▸ STATED GOAL:
From the entries below, please gather each line containing the string "SENSITIVITY".

▸ DATA IN THIS EXERCISE:
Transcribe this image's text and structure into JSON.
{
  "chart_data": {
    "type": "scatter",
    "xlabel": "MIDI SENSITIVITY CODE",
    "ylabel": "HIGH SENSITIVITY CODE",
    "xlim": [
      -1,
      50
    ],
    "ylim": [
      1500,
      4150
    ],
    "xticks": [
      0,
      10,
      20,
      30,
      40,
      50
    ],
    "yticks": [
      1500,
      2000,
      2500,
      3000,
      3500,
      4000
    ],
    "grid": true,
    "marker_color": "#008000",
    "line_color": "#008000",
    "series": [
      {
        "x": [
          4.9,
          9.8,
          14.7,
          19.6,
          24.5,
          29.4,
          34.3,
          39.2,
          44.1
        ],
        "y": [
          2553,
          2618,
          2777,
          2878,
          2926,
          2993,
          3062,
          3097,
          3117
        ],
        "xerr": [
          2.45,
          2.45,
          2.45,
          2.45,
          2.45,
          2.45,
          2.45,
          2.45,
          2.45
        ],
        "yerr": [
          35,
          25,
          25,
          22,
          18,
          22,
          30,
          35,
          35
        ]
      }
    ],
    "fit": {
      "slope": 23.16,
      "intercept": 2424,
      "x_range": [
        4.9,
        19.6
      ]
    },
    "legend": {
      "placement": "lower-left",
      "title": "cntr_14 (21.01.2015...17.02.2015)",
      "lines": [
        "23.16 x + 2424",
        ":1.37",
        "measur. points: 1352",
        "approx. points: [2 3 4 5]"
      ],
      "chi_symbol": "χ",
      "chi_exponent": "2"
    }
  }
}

▸ EXPECTED OUTPUT:
    "xlabel": "MIDI SENSITIVITY CODE",
    "ylabel": "HIGH SENSITIVITY CODE",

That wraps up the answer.